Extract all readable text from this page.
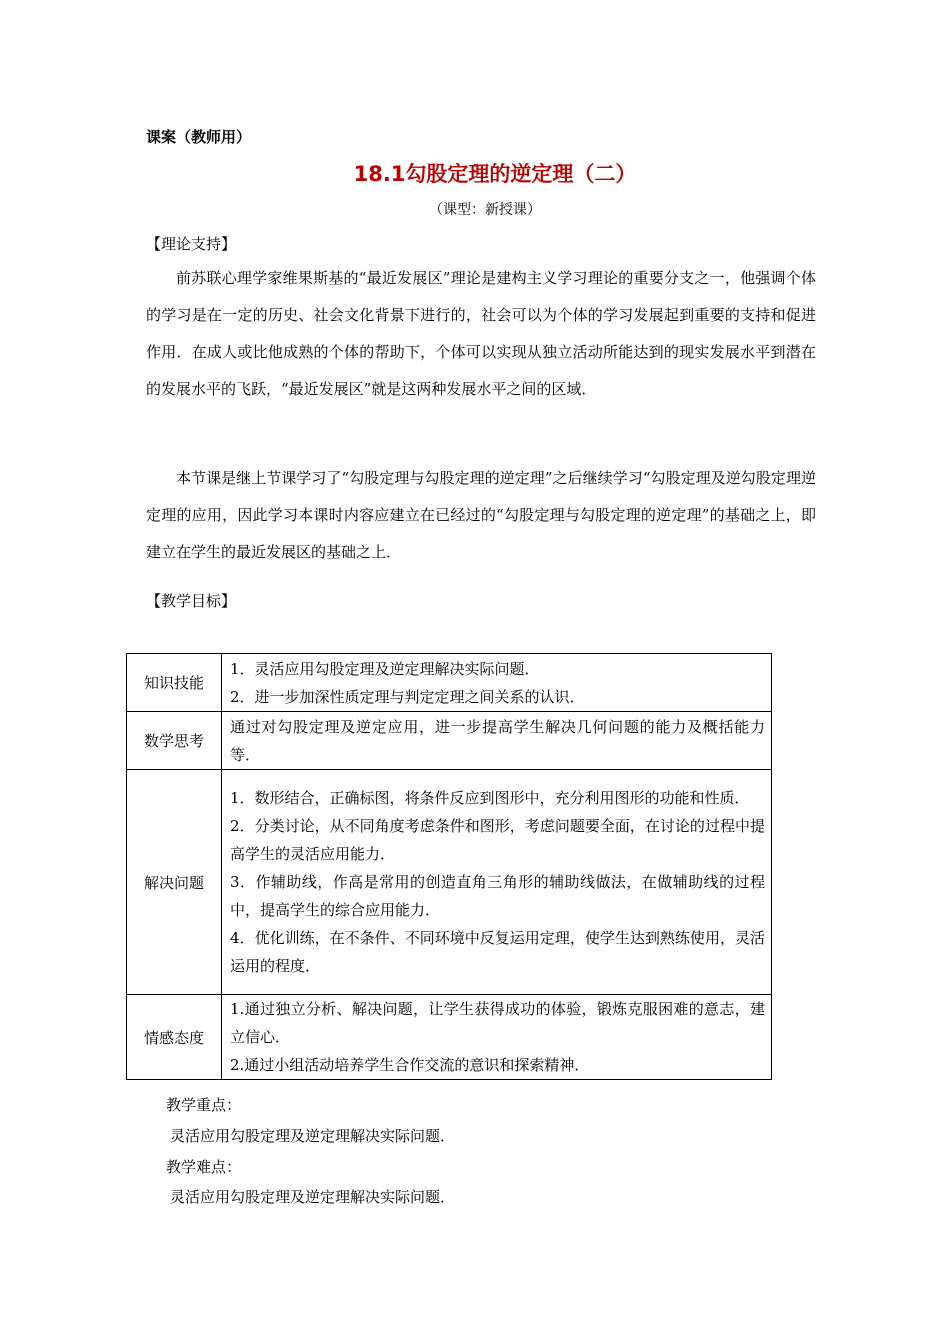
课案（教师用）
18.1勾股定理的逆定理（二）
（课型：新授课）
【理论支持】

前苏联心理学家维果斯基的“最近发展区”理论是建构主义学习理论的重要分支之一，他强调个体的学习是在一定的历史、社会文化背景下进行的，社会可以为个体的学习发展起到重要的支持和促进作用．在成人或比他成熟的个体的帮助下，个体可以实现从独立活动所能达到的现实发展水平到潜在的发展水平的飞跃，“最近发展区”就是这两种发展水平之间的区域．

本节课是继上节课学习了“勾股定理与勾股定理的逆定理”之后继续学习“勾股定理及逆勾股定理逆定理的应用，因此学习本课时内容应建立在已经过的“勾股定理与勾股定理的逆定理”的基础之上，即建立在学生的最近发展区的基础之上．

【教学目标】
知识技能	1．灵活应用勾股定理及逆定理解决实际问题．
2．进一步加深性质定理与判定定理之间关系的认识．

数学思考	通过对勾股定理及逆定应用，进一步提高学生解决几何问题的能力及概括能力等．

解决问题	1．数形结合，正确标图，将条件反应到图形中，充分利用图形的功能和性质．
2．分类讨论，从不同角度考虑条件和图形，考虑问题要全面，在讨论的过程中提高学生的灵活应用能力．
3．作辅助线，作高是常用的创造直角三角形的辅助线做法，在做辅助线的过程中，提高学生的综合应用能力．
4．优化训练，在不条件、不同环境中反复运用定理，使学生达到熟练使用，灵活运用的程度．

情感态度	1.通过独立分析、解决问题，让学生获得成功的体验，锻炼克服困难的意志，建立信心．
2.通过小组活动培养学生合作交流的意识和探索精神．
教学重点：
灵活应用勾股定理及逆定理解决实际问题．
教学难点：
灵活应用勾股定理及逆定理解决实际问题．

--

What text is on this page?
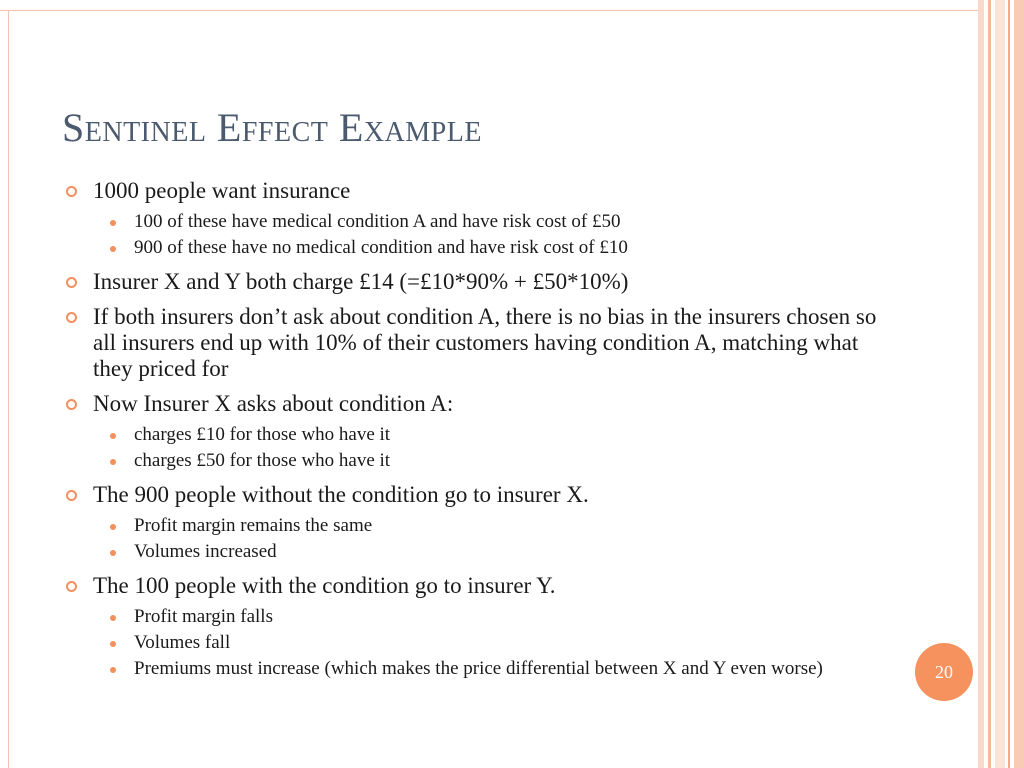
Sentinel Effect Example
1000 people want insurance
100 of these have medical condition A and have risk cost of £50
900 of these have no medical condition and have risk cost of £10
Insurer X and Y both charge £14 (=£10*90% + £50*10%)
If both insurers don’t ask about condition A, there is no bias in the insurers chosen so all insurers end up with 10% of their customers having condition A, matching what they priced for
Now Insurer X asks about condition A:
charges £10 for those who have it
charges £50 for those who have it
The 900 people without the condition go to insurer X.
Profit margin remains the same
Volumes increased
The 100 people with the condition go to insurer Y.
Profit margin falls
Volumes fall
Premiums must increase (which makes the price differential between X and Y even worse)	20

### Task prompt:
Each line in the entries above that includes the string "about" should be extracted.

### Response to this task:
If both insurers don’t ask about condition A, there is no bias in the insurers chosen so all insurers end up with 10% of their customers having condition A, matching what they priced for
Now Insurer X asks about condition A:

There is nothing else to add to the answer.